• **Exercise materials**:
------
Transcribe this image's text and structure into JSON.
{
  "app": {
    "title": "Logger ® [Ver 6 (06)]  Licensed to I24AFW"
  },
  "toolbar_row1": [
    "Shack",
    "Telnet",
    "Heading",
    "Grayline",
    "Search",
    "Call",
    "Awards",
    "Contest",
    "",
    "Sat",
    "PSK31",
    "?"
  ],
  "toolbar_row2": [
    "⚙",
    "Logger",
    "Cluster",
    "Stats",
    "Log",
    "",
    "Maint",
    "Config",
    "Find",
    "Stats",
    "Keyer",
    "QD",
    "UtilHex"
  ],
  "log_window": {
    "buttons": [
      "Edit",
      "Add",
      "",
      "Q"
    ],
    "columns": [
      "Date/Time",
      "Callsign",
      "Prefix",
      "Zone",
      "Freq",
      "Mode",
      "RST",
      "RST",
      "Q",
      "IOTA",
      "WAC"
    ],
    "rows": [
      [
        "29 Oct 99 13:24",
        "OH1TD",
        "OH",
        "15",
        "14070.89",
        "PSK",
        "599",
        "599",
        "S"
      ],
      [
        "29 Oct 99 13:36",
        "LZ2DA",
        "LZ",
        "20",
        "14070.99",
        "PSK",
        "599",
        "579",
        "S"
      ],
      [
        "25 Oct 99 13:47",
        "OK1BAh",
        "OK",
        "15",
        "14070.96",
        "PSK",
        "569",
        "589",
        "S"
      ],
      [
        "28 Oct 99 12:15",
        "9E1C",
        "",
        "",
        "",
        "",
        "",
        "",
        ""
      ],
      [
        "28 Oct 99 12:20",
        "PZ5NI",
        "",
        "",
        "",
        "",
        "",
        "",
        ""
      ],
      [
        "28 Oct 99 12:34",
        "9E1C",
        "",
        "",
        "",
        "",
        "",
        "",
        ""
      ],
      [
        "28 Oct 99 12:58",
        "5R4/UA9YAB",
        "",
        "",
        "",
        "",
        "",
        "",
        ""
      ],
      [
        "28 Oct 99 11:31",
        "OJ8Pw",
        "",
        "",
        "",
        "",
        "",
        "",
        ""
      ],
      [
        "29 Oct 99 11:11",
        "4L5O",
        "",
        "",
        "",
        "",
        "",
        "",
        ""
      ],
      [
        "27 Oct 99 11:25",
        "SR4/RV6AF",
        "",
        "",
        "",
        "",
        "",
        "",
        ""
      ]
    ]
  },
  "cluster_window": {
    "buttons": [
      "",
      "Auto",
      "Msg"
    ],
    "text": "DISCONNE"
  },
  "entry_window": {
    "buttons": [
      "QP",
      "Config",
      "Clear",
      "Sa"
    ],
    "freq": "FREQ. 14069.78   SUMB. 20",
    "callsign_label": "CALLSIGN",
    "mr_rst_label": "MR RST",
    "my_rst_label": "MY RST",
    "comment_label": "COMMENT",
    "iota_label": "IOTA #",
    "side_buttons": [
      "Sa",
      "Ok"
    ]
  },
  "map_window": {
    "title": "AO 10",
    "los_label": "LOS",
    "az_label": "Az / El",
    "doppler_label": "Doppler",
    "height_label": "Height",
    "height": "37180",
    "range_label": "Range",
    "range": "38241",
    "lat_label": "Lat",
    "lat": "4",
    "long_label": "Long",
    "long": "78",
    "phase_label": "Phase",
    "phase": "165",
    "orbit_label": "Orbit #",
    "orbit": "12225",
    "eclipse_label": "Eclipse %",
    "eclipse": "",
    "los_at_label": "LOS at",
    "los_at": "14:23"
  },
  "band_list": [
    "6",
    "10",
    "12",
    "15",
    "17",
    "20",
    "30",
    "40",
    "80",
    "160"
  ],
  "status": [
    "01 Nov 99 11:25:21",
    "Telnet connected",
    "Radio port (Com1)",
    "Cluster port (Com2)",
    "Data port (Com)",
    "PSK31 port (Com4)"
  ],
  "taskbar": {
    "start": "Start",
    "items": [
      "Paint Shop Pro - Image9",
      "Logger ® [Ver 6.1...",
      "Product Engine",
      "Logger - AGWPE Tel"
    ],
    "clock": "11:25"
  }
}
------
• **To do**:
Of the lines above, how many hold the string "text"? Answer with only the number.

• **Task response**:
2